▶ [Stated exercise]: The records should be written out in full, with nothing altered.

Dataset entries:
--- begin ---
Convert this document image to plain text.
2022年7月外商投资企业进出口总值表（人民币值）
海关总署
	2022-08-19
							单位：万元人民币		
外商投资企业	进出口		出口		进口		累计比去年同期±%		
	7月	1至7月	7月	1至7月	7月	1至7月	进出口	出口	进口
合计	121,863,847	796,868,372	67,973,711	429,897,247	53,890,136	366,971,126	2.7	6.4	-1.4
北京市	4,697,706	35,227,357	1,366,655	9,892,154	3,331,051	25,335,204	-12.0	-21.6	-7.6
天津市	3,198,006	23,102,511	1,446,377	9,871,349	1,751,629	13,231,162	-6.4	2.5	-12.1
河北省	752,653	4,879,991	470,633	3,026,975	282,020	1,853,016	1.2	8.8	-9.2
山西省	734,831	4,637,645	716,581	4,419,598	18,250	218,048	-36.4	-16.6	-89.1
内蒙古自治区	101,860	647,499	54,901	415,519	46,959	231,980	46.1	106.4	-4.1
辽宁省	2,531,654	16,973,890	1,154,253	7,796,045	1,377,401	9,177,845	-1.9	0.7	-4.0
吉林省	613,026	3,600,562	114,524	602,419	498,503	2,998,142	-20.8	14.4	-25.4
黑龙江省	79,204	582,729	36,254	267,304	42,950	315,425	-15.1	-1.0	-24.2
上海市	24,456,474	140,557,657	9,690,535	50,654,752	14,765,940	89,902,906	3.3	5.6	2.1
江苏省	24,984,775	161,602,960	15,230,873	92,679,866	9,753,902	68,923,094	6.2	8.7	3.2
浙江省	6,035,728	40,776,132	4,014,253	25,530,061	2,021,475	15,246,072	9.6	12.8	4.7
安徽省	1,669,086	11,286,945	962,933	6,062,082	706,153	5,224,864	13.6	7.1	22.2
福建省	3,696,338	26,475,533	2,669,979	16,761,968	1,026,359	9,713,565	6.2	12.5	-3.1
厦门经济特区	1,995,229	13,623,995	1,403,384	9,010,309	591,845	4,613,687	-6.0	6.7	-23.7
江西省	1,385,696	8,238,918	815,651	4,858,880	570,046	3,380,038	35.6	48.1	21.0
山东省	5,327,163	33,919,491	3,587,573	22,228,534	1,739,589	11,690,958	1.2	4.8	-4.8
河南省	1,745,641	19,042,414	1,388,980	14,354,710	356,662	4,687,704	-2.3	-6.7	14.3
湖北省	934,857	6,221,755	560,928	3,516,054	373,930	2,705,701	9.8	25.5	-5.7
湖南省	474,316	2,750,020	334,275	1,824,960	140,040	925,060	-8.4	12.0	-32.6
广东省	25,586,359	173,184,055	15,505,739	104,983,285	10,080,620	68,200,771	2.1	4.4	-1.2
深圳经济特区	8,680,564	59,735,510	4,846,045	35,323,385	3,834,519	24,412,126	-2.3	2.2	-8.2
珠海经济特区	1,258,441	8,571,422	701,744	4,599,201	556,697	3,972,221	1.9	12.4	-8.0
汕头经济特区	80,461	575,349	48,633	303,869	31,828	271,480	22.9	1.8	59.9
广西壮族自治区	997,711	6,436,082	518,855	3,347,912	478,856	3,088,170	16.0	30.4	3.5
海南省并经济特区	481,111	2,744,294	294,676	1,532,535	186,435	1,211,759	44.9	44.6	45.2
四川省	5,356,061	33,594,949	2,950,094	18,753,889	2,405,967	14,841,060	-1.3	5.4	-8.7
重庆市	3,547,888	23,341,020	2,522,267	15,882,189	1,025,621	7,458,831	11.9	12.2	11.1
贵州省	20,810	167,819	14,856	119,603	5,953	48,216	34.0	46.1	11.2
--- end ---
▶ [Final answer]:
Convert this document image to plain text.
2022年7月外商投资企业进出口总值表（人民币值）
海关总署
	2022-08-19
							单位：万元人民币		
外商投资企业	进出口		出口		进口		累计比去年同期±%		
	7月	1至7月	7月	1至7月	7月	1至7月	进出口	出口	进口
合计	121,863,847	796,868,372	67,973,711	429,897,247	53,890,136	366,971,126	2.7	6.4	-1.4
北京市	4,697,706	35,227,357	1,366,655	9,892,154	3,331,051	25,335,204	-12.0	-21.6	-7.6
天津市	3,198,006	23,102,511	1,446,377	9,871,349	1,751,629	13,231,162	-6.4	2.5	-12.1
河北省	752,653	4,879,991	470,633	3,026,975	282,020	1,853,016	1.2	8.8	-9.2
山西省	734,831	4,637,645	716,581	4,419,598	18,250	218,048	-36.4	-16.6	-89.1
内蒙古自治区	101,860	647,499	54,901	415,519	46,959	231,980	46.1	106.4	-4.1
辽宁省	2,531,654	16,973,890	1,154,253	7,796,045	1,377,401	9,177,845	-1.9	0.7	-4.0
吉林省	613,026	3,600,562	114,524	602,419	498,503	2,998,142	-20.8	14.4	-25.4
黑龙江省	79,204	582,729	36,254	267,304	42,950	315,425	-15.1	-1.0	-24.2
上海市	24,456,474	140,557,657	9,690,535	50,654,752	14,765,940	89,902,906	3.3	5.6	2.1
江苏省	24,984,775	161,602,960	15,230,873	92,679,866	9,753,902	68,923,094	6.2	8.7	3.2
浙江省	6,035,728	40,776,132	4,014,253	25,530,061	2,021,475	15,246,072	9.6	12.8	4.7
安徽省	1,669,086	11,286,945	962,933	6,062,082	706,153	5,224,864	13.6	7.1	22.2
福建省	3,696,338	26,475,533	2,669,979	16,761,968	1,026,359	9,713,565	6.2	12.5	-3.1
厦门经济特区	1,995,229	13,623,995	1,403,384	9,010,309	591,845	4,613,687	-6.0	6.7	-23.7
江西省	1,385,696	8,238,918	815,651	4,858,880	570,046	3,380,038	35.6	48.1	21.0
山东省	5,327,163	33,919,491	3,587,573	22,228,534	1,739,589	11,690,958	1.2	4.8	-4.8
河南省	1,745,641	19,042,414	1,388,980	14,354,710	356,662	4,687,704	-2.3	-6.7	14.3
湖北省	934,857	6,221,755	560,928	3,516,054	373,930	2,705,701	9.8	25.5	-5.7
湖南省	474,316	2,750,020	334,275	1,824,960	140,040	925,060	-8.4	12.0	-32.6
广东省	25,586,359	173,184,055	15,505,739	104,983,285	10,080,620	68,200,771	2.1	4.4	-1.2
深圳经济特区	8,680,564	59,735,510	4,846,045	35,323,385	3,834,519	24,412,126	-2.3	2.2	-8.2
珠海经济特区	1,258,441	8,571,422	701,744	4,599,201	556,697	3,972,221	1.9	12.4	-8.0
汕头经济特区	80,461	575,349	48,633	303,869	31,828	271,480	22.9	1.8	59.9
广西壮族自治区	997,711	6,436,082	518,855	3,347,912	478,856	3,088,170	16.0	30.4	3.5
海南省并经济特区	481,111	2,744,294	294,676	1,532,535	186,435	1,211,759	44.9	44.6	45.2
四川省	5,356,061	33,594,949	2,950,094	18,753,889	2,405,967	14,841,060	-1.3	5.4	-8.7
重庆市	3,547,888	23,341,020	2,522,267	15,882,189	1,025,621	7,458,831	11.9	12.2	11.1
贵州省	20,810	167,819	14,856	119,603	5,953	48,216	34.0	46.1	11.2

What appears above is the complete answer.